### TASK DIRECTIONS:
Print the items below character for character, from the first line through the line containing "bar-segment-zero-emission-vehicles xyxy=(702,601,723,632)", including that line.

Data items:
(begin)
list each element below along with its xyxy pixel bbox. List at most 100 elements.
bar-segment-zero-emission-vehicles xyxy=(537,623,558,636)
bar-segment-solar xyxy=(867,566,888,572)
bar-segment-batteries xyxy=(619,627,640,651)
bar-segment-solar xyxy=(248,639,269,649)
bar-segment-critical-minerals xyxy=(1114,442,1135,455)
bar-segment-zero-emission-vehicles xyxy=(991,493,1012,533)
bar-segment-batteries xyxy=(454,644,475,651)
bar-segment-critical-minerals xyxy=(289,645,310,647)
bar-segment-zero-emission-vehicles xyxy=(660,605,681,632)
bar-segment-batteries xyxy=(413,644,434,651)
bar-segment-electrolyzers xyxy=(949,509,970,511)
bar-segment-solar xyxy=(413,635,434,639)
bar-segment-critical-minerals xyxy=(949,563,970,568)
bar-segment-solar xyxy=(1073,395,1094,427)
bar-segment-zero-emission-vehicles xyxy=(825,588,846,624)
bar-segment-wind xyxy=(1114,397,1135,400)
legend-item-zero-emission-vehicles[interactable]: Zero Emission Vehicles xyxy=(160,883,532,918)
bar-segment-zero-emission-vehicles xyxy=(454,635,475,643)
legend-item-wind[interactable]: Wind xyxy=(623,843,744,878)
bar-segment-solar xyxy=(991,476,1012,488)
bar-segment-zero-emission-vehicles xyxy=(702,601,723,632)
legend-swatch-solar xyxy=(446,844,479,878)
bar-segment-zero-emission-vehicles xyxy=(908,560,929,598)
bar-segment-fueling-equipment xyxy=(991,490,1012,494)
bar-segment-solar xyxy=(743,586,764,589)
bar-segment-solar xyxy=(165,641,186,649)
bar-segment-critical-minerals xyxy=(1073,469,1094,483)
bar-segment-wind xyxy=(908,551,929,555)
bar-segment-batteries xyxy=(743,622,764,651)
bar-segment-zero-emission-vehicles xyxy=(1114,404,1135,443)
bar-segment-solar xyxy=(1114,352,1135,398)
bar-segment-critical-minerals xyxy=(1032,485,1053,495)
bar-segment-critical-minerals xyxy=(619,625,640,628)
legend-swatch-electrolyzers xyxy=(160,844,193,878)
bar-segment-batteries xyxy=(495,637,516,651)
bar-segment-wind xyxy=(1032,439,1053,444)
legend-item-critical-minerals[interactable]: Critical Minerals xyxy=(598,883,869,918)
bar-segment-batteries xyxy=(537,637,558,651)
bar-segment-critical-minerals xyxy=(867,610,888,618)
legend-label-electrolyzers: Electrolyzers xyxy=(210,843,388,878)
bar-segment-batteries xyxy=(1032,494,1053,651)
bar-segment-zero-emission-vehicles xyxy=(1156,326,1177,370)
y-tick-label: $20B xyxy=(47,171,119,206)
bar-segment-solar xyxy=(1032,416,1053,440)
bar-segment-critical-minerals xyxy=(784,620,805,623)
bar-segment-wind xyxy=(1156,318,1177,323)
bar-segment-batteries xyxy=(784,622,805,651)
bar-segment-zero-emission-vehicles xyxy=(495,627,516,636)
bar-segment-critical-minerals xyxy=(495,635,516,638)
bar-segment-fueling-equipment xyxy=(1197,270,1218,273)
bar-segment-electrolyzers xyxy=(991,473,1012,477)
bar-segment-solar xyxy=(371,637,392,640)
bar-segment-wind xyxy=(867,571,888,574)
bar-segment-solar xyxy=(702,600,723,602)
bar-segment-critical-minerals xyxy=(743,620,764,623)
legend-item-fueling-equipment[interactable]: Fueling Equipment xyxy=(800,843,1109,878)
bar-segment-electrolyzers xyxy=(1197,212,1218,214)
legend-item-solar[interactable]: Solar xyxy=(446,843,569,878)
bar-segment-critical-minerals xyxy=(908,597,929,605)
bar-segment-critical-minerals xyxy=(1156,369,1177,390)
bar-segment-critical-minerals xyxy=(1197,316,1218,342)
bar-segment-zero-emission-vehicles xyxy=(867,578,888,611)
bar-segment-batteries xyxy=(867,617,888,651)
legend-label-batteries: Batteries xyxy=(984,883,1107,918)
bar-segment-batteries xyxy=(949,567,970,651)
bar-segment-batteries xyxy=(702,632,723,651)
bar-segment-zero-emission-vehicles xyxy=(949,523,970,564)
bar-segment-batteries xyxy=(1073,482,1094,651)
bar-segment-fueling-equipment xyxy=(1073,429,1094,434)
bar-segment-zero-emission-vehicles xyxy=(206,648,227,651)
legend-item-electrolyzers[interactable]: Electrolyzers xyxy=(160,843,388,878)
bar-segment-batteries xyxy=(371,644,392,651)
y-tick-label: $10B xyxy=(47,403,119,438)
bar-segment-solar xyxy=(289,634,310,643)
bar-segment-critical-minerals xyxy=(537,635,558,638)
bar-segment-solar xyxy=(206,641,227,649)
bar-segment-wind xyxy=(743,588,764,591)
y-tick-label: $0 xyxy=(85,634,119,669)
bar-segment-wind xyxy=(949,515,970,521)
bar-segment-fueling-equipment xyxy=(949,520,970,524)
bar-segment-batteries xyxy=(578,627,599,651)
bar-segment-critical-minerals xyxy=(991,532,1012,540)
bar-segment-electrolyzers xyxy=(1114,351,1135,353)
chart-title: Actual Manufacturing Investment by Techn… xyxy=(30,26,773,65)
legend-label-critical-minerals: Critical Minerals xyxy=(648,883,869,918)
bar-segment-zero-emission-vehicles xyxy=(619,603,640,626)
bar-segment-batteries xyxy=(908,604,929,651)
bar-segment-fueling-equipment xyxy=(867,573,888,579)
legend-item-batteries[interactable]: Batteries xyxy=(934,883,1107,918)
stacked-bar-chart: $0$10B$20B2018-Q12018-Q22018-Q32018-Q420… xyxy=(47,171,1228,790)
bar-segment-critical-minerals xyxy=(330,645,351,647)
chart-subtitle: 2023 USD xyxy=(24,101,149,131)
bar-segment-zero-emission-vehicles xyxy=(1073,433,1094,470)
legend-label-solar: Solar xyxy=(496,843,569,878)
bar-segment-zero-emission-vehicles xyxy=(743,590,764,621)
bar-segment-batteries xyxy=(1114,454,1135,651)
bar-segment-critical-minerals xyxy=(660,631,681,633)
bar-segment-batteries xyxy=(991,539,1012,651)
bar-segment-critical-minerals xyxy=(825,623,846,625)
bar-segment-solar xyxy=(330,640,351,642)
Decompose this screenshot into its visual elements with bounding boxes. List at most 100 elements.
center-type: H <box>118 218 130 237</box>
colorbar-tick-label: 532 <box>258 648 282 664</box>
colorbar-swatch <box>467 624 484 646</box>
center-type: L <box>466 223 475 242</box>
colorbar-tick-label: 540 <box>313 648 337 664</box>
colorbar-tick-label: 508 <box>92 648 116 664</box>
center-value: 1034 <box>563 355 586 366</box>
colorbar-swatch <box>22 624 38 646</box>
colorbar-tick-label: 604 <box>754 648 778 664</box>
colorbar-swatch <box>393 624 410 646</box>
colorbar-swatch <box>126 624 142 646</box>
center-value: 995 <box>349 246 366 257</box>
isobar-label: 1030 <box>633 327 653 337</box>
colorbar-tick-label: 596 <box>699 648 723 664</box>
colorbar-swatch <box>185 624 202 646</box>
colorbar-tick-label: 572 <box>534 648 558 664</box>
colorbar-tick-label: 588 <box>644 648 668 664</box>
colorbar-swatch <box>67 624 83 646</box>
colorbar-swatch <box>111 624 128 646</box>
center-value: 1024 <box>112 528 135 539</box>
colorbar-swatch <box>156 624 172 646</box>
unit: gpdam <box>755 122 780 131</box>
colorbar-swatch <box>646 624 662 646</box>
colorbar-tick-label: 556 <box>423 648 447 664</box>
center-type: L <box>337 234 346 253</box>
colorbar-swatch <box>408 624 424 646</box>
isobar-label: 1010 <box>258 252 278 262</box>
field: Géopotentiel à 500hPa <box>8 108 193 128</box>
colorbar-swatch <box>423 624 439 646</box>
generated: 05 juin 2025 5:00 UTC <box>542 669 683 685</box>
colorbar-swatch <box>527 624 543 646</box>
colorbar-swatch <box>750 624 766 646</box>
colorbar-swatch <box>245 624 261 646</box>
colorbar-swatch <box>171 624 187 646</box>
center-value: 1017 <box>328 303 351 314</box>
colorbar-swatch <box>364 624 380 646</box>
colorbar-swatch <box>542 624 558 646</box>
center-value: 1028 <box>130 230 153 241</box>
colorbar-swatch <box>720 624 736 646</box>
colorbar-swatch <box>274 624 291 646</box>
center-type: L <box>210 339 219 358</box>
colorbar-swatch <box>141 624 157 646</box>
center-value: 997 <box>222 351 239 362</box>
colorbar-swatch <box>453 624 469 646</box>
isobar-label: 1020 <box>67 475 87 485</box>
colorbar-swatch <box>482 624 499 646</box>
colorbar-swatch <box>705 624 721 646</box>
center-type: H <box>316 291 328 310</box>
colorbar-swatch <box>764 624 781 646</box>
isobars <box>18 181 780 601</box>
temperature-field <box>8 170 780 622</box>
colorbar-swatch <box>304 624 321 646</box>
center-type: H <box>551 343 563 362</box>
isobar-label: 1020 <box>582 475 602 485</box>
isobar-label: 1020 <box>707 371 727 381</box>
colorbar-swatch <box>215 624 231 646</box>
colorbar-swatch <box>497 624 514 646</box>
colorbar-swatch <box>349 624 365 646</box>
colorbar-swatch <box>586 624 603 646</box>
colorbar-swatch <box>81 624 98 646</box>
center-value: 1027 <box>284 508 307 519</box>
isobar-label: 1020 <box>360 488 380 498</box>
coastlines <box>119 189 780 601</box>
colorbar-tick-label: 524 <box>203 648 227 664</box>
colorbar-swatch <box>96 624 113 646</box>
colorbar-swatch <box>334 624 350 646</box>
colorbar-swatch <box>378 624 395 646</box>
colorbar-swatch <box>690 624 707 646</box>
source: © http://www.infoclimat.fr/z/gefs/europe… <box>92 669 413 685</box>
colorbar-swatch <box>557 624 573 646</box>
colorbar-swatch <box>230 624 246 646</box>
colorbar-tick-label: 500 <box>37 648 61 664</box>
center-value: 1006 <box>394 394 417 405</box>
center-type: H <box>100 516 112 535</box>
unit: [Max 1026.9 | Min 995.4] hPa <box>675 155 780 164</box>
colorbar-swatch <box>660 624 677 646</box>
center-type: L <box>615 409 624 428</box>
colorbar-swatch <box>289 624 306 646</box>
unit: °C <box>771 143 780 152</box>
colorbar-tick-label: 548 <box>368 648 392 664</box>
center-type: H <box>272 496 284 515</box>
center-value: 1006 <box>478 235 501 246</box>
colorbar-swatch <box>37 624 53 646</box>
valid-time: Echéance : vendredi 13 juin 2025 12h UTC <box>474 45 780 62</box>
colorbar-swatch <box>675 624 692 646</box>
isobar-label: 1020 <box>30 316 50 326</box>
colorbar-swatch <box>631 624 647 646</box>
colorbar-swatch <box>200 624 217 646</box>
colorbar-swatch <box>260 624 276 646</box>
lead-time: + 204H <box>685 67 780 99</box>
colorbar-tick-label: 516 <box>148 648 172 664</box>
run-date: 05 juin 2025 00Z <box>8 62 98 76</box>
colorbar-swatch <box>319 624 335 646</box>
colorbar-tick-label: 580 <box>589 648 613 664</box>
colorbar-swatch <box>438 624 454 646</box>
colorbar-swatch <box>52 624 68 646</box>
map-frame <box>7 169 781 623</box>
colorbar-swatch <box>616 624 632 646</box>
(end)
### EXERCISE SOLUTION:
list each element below along with its xyxy pixel bbox. List at most 100 elements.
bar-segment-zero-emission-vehicles xyxy=(537,623,558,636)
bar-segment-solar xyxy=(867,566,888,572)
bar-segment-batteries xyxy=(619,627,640,651)
bar-segment-solar xyxy=(248,639,269,649)
bar-segment-critical-minerals xyxy=(1114,442,1135,455)
bar-segment-zero-emission-vehicles xyxy=(991,493,1012,533)
bar-segment-batteries xyxy=(454,644,475,651)
bar-segment-critical-minerals xyxy=(289,645,310,647)
bar-segment-zero-emission-vehicles xyxy=(660,605,681,632)
bar-segment-batteries xyxy=(413,644,434,651)
bar-segment-electrolyzers xyxy=(949,509,970,511)
bar-segment-solar xyxy=(413,635,434,639)
bar-segment-critical-minerals xyxy=(949,563,970,568)
bar-segment-solar xyxy=(1073,395,1094,427)
bar-segment-zero-emission-vehicles xyxy=(825,588,846,624)
bar-segment-wind xyxy=(1114,397,1135,400)
legend-item-zero-emission-vehicles[interactable]: Zero Emission Vehicles xyxy=(160,883,532,918)
bar-segment-zero-emission-vehicles xyxy=(454,635,475,643)
legend-item-wind[interactable]: Wind xyxy=(623,843,744,878)
bar-segment-solar xyxy=(991,476,1012,488)
bar-segment-zero-emission-vehicles xyxy=(702,601,723,632)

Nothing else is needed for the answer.